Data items
* * * * * * * * *

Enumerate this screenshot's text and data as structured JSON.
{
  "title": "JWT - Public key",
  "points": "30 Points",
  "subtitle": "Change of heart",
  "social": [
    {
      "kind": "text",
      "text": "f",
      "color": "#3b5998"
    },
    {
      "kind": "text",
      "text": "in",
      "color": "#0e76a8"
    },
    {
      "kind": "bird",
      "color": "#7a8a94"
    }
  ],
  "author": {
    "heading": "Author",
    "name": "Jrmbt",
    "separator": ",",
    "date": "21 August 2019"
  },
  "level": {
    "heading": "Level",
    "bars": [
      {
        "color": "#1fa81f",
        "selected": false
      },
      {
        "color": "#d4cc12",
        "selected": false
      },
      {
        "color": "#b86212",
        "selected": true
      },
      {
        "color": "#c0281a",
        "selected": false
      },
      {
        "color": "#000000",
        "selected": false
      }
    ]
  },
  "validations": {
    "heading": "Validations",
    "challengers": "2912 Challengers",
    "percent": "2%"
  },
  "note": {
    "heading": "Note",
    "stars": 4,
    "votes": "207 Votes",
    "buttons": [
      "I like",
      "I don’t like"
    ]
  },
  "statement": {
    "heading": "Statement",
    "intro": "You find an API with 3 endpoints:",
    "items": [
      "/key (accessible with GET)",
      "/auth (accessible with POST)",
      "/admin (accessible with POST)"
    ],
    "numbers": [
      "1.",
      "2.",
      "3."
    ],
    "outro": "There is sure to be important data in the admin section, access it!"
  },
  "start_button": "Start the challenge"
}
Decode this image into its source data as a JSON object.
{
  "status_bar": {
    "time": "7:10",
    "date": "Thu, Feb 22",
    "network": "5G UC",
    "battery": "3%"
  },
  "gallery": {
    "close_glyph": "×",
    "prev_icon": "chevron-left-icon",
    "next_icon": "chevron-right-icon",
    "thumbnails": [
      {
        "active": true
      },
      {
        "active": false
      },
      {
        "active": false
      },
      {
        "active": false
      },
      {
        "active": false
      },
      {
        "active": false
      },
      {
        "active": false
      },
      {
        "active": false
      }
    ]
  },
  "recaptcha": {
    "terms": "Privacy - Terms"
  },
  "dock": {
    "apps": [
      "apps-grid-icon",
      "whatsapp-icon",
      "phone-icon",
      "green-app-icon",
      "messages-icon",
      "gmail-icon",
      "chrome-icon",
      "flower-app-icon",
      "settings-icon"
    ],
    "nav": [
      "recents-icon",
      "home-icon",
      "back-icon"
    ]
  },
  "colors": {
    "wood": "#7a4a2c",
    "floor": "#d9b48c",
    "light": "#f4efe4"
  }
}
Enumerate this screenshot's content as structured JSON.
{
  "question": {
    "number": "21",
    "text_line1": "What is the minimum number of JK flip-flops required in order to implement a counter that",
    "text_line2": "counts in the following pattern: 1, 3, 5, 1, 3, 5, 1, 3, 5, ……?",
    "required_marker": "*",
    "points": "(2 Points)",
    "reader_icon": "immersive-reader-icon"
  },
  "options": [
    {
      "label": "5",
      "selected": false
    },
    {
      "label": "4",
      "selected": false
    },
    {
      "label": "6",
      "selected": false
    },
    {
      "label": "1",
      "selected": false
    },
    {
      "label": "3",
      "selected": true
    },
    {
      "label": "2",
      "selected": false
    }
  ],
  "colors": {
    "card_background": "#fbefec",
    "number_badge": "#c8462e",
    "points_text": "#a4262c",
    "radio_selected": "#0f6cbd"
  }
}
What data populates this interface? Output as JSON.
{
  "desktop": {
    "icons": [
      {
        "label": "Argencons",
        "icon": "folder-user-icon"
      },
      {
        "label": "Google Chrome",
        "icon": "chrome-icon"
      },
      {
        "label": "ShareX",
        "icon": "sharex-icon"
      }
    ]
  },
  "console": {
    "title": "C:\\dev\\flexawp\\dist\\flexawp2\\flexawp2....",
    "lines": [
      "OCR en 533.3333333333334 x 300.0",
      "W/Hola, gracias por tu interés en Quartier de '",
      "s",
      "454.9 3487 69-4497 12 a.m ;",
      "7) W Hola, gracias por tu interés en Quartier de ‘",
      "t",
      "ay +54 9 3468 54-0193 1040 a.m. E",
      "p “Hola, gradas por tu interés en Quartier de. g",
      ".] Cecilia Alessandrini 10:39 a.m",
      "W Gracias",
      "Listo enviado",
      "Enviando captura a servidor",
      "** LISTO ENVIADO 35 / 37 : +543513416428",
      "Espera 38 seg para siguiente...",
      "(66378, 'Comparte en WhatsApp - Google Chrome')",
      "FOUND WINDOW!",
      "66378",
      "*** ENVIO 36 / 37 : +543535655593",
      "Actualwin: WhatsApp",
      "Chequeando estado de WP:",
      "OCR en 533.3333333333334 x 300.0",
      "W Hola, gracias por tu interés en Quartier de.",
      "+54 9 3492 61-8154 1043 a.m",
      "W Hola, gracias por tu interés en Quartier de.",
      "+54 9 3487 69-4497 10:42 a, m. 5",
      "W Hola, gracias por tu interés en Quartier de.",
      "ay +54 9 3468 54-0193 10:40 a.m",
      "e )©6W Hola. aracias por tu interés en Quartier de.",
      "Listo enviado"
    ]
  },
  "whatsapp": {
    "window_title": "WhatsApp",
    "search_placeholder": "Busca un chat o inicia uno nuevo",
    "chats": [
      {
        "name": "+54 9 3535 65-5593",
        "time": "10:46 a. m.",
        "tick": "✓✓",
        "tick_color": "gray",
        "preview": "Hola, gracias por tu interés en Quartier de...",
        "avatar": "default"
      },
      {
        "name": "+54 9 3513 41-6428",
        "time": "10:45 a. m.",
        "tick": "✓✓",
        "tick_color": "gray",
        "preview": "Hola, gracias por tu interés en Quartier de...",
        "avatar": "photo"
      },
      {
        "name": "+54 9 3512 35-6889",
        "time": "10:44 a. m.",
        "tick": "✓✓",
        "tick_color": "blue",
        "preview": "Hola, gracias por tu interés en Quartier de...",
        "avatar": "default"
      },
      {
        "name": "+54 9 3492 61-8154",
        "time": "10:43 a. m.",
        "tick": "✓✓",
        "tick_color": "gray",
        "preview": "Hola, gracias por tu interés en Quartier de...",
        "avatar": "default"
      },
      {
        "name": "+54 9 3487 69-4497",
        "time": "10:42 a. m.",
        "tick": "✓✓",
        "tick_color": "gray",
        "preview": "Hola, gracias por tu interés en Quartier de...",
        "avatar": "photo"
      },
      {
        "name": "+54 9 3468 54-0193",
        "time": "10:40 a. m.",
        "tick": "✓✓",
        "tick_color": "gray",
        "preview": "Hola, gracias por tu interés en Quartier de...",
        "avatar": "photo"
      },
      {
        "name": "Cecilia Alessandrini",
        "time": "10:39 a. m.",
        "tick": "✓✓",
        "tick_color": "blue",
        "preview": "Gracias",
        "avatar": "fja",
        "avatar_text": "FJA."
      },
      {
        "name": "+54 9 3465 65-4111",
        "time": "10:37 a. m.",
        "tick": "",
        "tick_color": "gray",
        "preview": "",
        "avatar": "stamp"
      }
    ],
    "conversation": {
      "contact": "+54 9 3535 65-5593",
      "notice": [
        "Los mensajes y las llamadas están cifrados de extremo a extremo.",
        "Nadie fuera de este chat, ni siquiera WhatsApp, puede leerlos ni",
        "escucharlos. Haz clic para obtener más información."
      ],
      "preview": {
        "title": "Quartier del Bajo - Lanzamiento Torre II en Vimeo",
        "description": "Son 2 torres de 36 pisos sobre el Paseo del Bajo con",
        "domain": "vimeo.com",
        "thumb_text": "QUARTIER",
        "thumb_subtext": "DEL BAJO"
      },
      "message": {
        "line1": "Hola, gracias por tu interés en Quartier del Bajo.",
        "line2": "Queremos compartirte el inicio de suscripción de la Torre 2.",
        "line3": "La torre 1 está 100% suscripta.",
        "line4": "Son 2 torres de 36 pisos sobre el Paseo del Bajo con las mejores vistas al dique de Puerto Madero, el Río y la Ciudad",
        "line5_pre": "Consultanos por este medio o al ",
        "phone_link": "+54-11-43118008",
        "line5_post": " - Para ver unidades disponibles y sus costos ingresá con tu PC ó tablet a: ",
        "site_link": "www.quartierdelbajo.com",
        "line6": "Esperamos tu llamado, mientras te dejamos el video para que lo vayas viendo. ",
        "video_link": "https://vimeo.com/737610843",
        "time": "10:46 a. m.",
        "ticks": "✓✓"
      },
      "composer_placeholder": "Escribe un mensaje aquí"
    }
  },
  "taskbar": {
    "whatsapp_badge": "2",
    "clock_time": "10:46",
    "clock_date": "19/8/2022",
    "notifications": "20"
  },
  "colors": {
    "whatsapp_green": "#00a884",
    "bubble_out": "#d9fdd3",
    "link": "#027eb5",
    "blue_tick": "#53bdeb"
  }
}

* * * * * * * * *

Goal =
Copy out every line with the word "true".

Answer to the exercise =
        "selected": true
        "active": true
      "selected": true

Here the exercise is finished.